Double Amputee Veteran Climbs over 3,000 Steps to Help Other Soldiers
Living up to his name, former Army Staff Sgt. Travis Strong climbed the steep Manitou Incline in Colorado despite being a double amputee.
Strong lost his legs during an attack in Baghdad back in 2006 when he was in a Stryker vehicle. The vehicle went through the truck and through his legs after being hit by a projectile.
It was not the first time that Strong climbed the steep. Previously, his climb on the hiking trail lasted 9 hours. With the help of a group of Fort Carson soldiers, the 41-year-old could climb up the stairs in five hours.
"I just decided to go, so I went by myself. This time, I finished in five hours. It helped having a group of Fort Carson soldiers with me, and I had more water and energy snacks this time."
Although he made the arduous climb seem easy with his strong arms, Strong said he hadn’t thought about doing it last summer. He was inspired by a military veteran, Mandy Horvath, who is also a double amputee who made the climb before him.
"Here was this young woman, injured more recently than I was, making the climb. I thought it was amazing. She motivated me," he said.
Strong said he would eventually try to climb the incline twice in the same day to raise suicide awareness among veterans by placing a “22” marker every 22 steps along the trail.
Being in the military tends to wreak havoc in one’s mental health. Many veterans cope with symptoms of post-traumatic stress disorder (PTSD) upon returning from military services. The signs of PTSD include emotional numbness, panic attack, depression, and anxiety.
It is normal for our mind and body to experience severe trauma after a life-threatening event. However, if the nervous system gets stuck with such intense emotions, PTSD is born.

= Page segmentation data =
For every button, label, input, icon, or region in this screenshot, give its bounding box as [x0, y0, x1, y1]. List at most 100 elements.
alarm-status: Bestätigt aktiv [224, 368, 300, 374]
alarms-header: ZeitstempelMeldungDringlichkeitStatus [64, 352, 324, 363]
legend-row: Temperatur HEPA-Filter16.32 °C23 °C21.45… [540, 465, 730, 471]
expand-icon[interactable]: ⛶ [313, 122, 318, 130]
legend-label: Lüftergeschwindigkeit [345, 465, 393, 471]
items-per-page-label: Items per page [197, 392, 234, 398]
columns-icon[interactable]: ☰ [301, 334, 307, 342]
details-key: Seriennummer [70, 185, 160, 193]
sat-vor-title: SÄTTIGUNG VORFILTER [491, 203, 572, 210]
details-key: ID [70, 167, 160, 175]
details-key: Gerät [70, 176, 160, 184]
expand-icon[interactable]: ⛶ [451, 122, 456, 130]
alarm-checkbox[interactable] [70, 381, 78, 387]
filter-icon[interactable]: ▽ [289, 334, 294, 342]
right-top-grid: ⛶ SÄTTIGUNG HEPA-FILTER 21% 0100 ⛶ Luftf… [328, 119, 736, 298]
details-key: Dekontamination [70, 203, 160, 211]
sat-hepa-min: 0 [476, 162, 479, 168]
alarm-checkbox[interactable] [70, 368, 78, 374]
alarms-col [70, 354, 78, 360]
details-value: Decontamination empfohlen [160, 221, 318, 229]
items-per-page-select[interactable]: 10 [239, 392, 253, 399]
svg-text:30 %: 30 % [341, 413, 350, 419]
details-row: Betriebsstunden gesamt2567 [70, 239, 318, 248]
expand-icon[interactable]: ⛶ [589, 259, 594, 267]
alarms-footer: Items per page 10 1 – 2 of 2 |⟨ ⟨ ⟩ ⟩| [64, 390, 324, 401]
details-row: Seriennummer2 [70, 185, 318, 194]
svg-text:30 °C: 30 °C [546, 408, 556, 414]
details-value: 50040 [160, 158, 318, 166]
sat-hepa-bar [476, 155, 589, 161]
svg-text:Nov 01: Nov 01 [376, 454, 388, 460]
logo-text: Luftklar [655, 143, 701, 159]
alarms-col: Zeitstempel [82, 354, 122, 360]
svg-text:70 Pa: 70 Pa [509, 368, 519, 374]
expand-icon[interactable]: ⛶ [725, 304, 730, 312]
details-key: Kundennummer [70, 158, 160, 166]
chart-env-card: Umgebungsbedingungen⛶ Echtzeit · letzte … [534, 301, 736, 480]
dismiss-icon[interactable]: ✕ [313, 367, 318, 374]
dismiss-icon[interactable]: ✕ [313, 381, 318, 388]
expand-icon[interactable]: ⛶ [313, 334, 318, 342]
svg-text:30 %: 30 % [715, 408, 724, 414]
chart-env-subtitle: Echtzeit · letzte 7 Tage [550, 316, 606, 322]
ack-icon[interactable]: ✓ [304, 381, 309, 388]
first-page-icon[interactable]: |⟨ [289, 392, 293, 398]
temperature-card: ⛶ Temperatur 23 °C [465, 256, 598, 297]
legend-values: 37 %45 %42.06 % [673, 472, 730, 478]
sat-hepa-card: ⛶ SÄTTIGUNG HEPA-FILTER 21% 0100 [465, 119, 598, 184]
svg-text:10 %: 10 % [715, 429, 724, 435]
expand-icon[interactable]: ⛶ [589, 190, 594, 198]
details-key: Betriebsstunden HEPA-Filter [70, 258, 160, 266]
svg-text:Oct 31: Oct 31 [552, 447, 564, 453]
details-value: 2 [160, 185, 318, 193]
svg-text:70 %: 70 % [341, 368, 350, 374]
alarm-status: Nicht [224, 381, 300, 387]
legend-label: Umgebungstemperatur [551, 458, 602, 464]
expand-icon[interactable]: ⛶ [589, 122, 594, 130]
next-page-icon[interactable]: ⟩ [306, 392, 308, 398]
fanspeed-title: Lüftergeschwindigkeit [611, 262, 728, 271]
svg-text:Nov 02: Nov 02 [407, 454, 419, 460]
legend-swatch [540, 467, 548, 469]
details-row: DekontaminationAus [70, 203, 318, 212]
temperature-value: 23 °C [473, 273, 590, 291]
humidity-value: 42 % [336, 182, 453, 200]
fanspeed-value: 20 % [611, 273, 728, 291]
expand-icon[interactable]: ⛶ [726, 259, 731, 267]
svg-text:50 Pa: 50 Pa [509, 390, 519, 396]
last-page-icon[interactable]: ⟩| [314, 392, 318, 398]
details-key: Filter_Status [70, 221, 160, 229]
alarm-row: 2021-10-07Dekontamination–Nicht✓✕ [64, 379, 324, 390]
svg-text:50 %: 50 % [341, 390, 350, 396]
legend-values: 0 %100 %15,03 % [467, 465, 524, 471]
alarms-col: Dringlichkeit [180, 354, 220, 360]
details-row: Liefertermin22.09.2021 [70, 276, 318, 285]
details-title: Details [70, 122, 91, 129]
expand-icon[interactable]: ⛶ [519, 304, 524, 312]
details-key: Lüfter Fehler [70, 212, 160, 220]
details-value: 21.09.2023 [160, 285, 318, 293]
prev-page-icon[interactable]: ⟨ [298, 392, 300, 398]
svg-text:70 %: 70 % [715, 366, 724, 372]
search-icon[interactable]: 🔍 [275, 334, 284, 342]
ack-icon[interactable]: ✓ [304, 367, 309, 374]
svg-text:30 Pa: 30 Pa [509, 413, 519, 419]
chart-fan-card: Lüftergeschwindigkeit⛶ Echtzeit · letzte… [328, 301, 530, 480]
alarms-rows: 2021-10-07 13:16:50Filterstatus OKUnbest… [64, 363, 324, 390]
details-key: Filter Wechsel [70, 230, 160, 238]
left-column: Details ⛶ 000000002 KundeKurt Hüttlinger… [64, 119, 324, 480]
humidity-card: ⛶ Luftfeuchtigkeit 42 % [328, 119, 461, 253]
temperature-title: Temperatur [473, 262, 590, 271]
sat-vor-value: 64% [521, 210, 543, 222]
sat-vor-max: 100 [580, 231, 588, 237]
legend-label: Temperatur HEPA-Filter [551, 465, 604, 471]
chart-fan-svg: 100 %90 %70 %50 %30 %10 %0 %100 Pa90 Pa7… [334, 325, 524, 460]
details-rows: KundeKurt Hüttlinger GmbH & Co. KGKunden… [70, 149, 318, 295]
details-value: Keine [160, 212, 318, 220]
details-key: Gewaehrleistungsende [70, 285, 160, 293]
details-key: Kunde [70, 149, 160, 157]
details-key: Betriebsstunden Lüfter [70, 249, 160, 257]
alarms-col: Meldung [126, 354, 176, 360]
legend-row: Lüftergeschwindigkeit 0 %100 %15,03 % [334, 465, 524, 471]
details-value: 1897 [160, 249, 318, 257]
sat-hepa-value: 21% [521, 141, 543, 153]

= TASKS TO CARRY OUT =
- 1) Using the article about the veteran's climb, decide whether each statement agrees with it: (a) Strong lost his legs in a 2006 attack in Baghdad; (b) Strong's first climb of the trail took five hours; (c) Mandy Horvath inspired Strong to make the climb. Answer each with yes or no and quote the deciding words.
- 2) Set down the part of the article about the veteran's climb from "Strong lost his" up to and including "stairs in five hours.", keeping its words unchanged.

= RESULTS OF THE TASKS =
- 1)
(a) Yes: "Strong lost his legs during an attack in Baghdad back in 2006"
(b) No: "Previously, his climb on the hiking trail lasted 9 hours."
(c) Yes: "He was inspired by a military veteran, Mandy Horvath"

- 2)
Strong lost his legs during an attack in Baghdad back in 2006 when he was in a Stryker vehicle. The vehicle went through the truck and through his legs after being hit by a projectile.
It was not the first time that Strong climbed the steep. Previously, his climb on the hiking trail lasted 9 hours. With the help of a group of Fort Carson soldiers, the 41-year-old could climb up the stairs in five hours.